▶ [What to produce]:
Please state the fixed timestep and its maximum that the writer of the Unity physics tips likes to use.

▶ [Source excerpt]:
Physics:-Use the built-in physics.I

Physics:

-Use the built-in physics.
It might seem like a waste of cycles to have a fully 3D physics engine running the show for a 2D game, but bear in mind that the Nvidia PhysX engine will be running in Unity’s native core. We’re talking about a hyper-optimised engine maintained by large professional teams, and not a hobbyist 2D engine. Freeze Z position and X/Y rotation for that 2D feel.

-Try to use a 1/1 scale.
By this I mean, 1 unit = 1 meter. You can use larger or smaller scales, but you’re likely to encounter some weirdness when it comes to collisions, and the speed at which objects fall. Remember, a grand piano without air resistance will fall as fast as a dead baby but if everything is large, it will seem slow. You can fiddle with gravity, but again, you’re running the risk of messing with collisions. I like to use a 1/32 scale compared to my sprites with a cam size of 160.

-Get your object Mass right.
Just like with scale, if you have a grand piano weighing 2gm or a dead baby weighing 500kg things are going to get unpredictable. Try to keep it realistic-ish.

-Mesh colliders can be slow compared to primitive box/sphere colliders.
While a sphere may have many more verts than say a cube, the uniform distance from the centre would make it massively easier to calculate than lots of individual triangles.

-You can simulate more complex shapes by combining primitive colliders.
If you have a parent object with say a Box Collider and Rigidbody component, you can add child objects with just a Box Collider. The entire object will collide like one solid multipart object.

-Continuing from the above…
Rather than having several of these linked together, you can add more child objects with RigidBodies and Colliders, and use Joints to connect them to the parent object. You could build a compound car for example with a parent body to move the entire thing.

-Multiple basic joints are not supported on one game object…
…but multiple configurable joints are. Rather than having a network of jointed objects you could for example have a spring and a slider from wheel to axle cutting down on a suspension object in between.

-Objects with a collider but no RigidBody are considered static.
Moving these is expensive, so if you’re creating them with code, add the collider and physics material (to the collider) after positioning.

-While it’s considered good practice to keep your solver iterations constant…
…you might find it beneficial to use the full amount only every 2nd update. I.e. 8,4,8,4,8,4. If this alleviates some of the processor load the solver for example may not have to skip iterations, and will actually provide a more consistent simulation. I said it was going to be counter-intuitive.

-While the use of Interpolation and Extrapolation on RigidBodies is discouraged en-masse..
…in some cases you might find that turning these on, and reducing the overall solver iterations provides a better simulation. Fiddle.

-Lower your timestep!
If you’re aiming for an unrealistic 60FPS and the phone is constantly struggling, you’re best just to settle for a lower framerate and give it some breathing room. I like to use a 0.03 fixed timestep with a maximum of about 0.05. Again, it can be slightly counter intuitive decreasing timesteps to get higher framerates, but give it a shot.

▶ [Given records]:
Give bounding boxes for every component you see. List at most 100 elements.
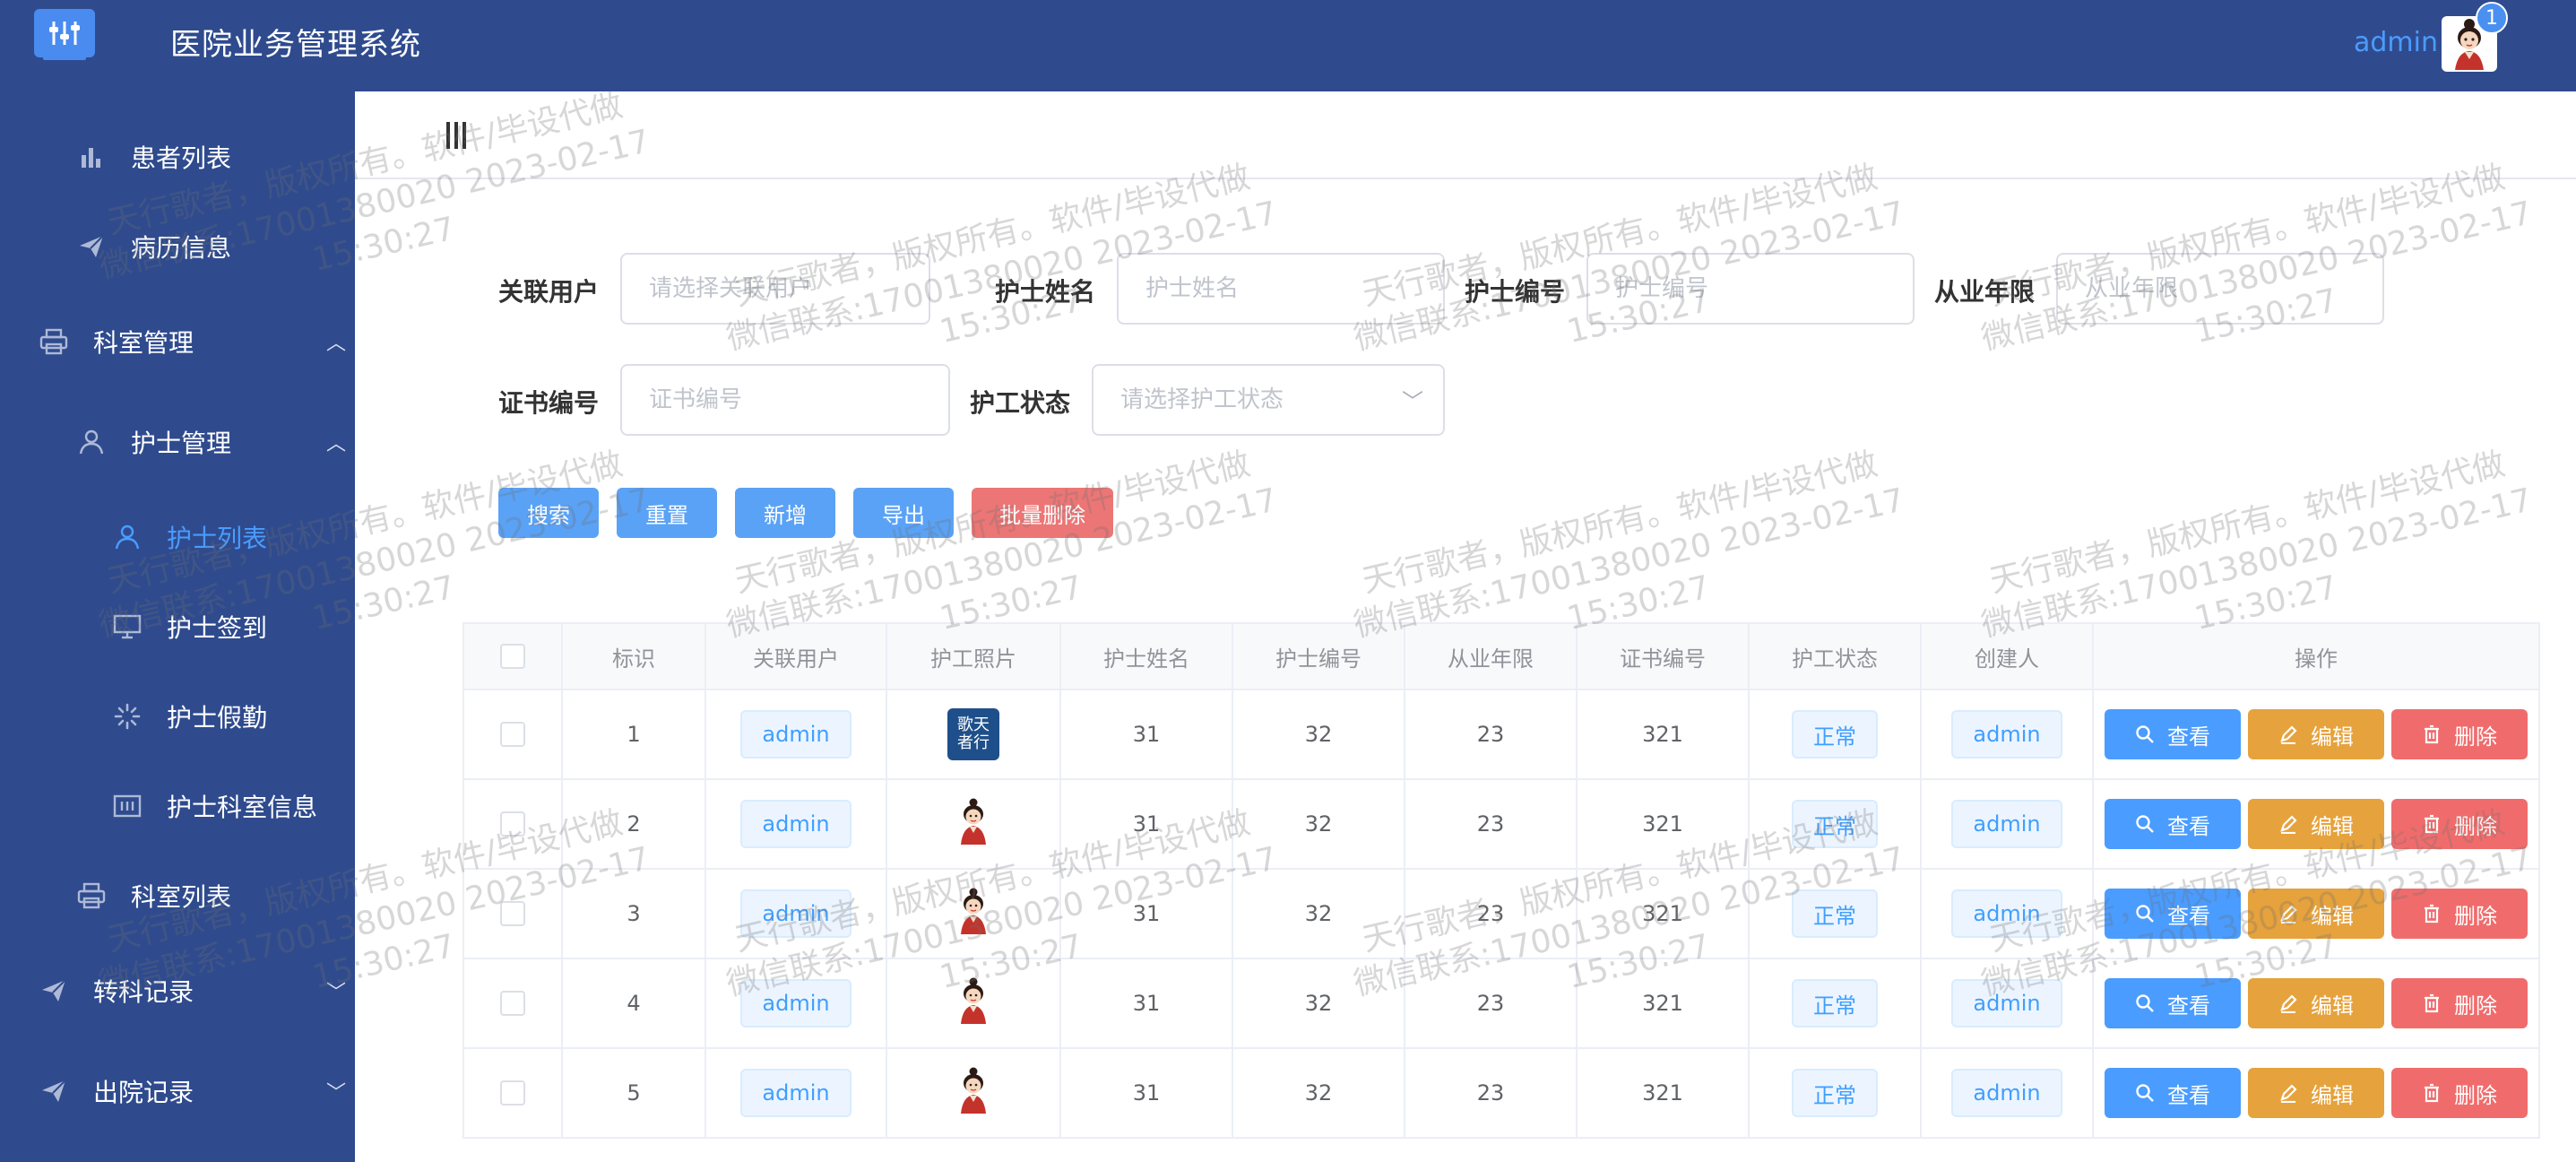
column-header: 证书编号 — [1578, 624, 1750, 689]
sidebar-item-nurse-list[interactable]: 护士列表 — [111, 497, 355, 577]
batch-delete-button[interactable]: 批量删除 — [972, 488, 1113, 538]
actions-cell: 查看 编辑 删除 — [2094, 780, 2540, 868]
column-header: 关联用户 — [706, 624, 887, 689]
sidebar-item-discharge-records[interactable]: 出院记录 ﹀ — [38, 1051, 355, 1132]
field-label-cert: 证书编号 — [498, 388, 600, 418]
sidebar-item-department-mgmt[interactable]: 科室管理 ︿ — [38, 301, 355, 382]
number-cell: 32 — [1233, 690, 1405, 778]
app-title: 医院业务管理系统 — [170, 27, 421, 63]
user-cell: admin — [706, 690, 887, 778]
row-checkbox[interactable] — [500, 811, 525, 837]
send-icon — [38, 1075, 70, 1107]
chevron-down-icon: ﹀ — [1402, 389, 1423, 414]
reset-button[interactable]: 重置 — [617, 488, 717, 538]
name-cell: 31 — [1061, 1049, 1233, 1137]
view-button[interactable]: 查看 — [2105, 889, 2241, 939]
sidebar-item-label: 出院记录 — [93, 1078, 194, 1107]
sidebar-item-nurse-leave[interactable]: 护士假勤 — [111, 676, 355, 757]
delete-button[interactable]: 删除 — [2391, 889, 2528, 939]
edit-label: 编辑 — [2311, 1082, 2354, 1108]
notification-badge[interactable]: 1 — [2476, 2, 2508, 34]
sidebar-item-transfer-records[interactable]: 转科记录 ﹀ — [38, 950, 355, 1031]
delete-button[interactable]: 删除 — [2391, 709, 2528, 759]
chevron-up-icon: ︿ — [325, 433, 346, 455]
user-tag: admin — [740, 889, 851, 938]
user-select[interactable] — [620, 253, 930, 325]
export-button[interactable]: 导出 — [853, 488, 954, 538]
actions-cell: 查看 编辑 删除 — [2094, 690, 2540, 778]
sidebar-item-nurse-dept-info[interactable]: 护士科室信息 — [111, 766, 355, 846]
table-row: 3 admin 31 32 23 321 正常 admin 查看 编辑 删除 — [464, 870, 2540, 959]
view-label: 查看 — [2167, 1082, 2210, 1108]
status-badge: 正常 — [1792, 979, 1878, 1028]
view-button[interactable]: 查看 — [2105, 978, 2241, 1028]
delete-button[interactable]: 删除 — [2391, 978, 2528, 1028]
sidebar-item-patient-list[interactable]: 患者列表 — [75, 117, 355, 197]
delete-button[interactable]: 删除 — [2391, 1068, 2528, 1118]
row-checkbox[interactable] — [500, 901, 525, 926]
sidebar-item-label: 护士管理 — [131, 429, 232, 458]
edit-button[interactable]: 编辑 — [2248, 1068, 2384, 1118]
sidebar-item-nurse-checkin[interactable]: 护士签到 — [111, 586, 355, 667]
row-checkbox[interactable] — [500, 991, 525, 1016]
trash-icon — [2425, 993, 2439, 1013]
collapse-menu-icon[interactable] — [446, 122, 471, 149]
pencil-icon — [2280, 994, 2297, 1013]
search-button[interactable]: 搜索 — [498, 488, 599, 538]
years-cell: 23 — [1405, 1049, 1578, 1137]
nurse-name-input[interactable] — [1117, 253, 1445, 325]
sidebar-item-nurse-mgmt[interactable]: 护士管理 ︿ — [75, 402, 355, 482]
column-header: 护士编号 — [1233, 624, 1405, 689]
status-select[interactable] — [1092, 364, 1445, 436]
table-body: 1 admin 歌天 者行 31 32 23 321 正常 admin 查看 编辑 删除 2 admin 3… — [464, 690, 2540, 1139]
name-cell: 31 — [1061, 959, 1233, 1047]
user-name[interactable]: admin — [2354, 27, 2438, 58]
number-cell: 32 — [1233, 870, 1405, 958]
status-badge: 正常 — [1792, 889, 1878, 938]
user-cell: admin — [706, 780, 887, 868]
pencil-icon — [2280, 905, 2297, 924]
number-cell: 32 — [1233, 959, 1405, 1047]
sidebar-item-label: 科室管理 — [93, 328, 194, 358]
delete-button[interactable]: 删除 — [2391, 799, 2528, 849]
years-input[interactable] — [2056, 253, 2384, 325]
view-button[interactable]: 查看 — [2105, 799, 2241, 849]
logo-underline — [43, 56, 86, 60]
trash-icon — [2425, 724, 2439, 744]
trash-icon — [2425, 904, 2439, 924]
years-cell: 23 — [1405, 780, 1578, 868]
row-checkbox[interactable] — [500, 1080, 525, 1106]
add-button[interactable]: 新增 — [735, 488, 835, 538]
id-cell: 3 — [563, 870, 706, 958]
sidebar-item-medical-records[interactable]: 病历信息 — [75, 206, 355, 287]
nurse-photo — [955, 1067, 991, 1119]
row-checkbox[interactable] — [500, 722, 525, 747]
view-button[interactable]: 查看 — [2105, 1068, 2241, 1118]
row-select-cell — [464, 959, 563, 1047]
name-cell: 31 — [1061, 690, 1233, 778]
select-all-checkbox[interactable] — [500, 644, 525, 669]
creator-cell: admin — [1922, 690, 2094, 778]
column-header: 护士姓名 — [1061, 624, 1233, 689]
search-icon — [2136, 1084, 2154, 1102]
user-tag: admin — [740, 710, 851, 759]
search-icon — [2136, 994, 2154, 1012]
row-select-cell — [464, 870, 563, 958]
monitor-icon — [111, 611, 143, 643]
cert-cell: 321 — [1578, 690, 1750, 778]
edit-button[interactable]: 编辑 — [2248, 799, 2384, 849]
pencil-icon — [2280, 725, 2297, 744]
creator-cell: admin — [1922, 780, 2094, 868]
sidebar-item-department-list[interactable]: 科室列表 — [75, 855, 355, 936]
row-select-cell — [464, 690, 563, 778]
cert-input[interactable] — [620, 364, 950, 436]
view-button[interactable]: 查看 — [2105, 709, 2241, 759]
edit-button[interactable]: 编辑 — [2248, 889, 2384, 939]
table-row: 2 admin 31 32 23 321 正常 admin 查看 编辑 删除 — [464, 780, 2540, 870]
photo-cell — [887, 1049, 1061, 1137]
edit-button[interactable]: 编辑 — [2248, 978, 2384, 1028]
status-badge: 正常 — [1792, 710, 1878, 759]
sidebar-item-label: 科室列表 — [131, 882, 232, 912]
nurse-number-input[interactable] — [1586, 253, 1915, 325]
edit-button[interactable]: 编辑 — [2248, 709, 2384, 759]
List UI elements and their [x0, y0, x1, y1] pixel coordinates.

▶ [Complete response]:
A 0.03 fixed timestep, with a maximum of about 0.05.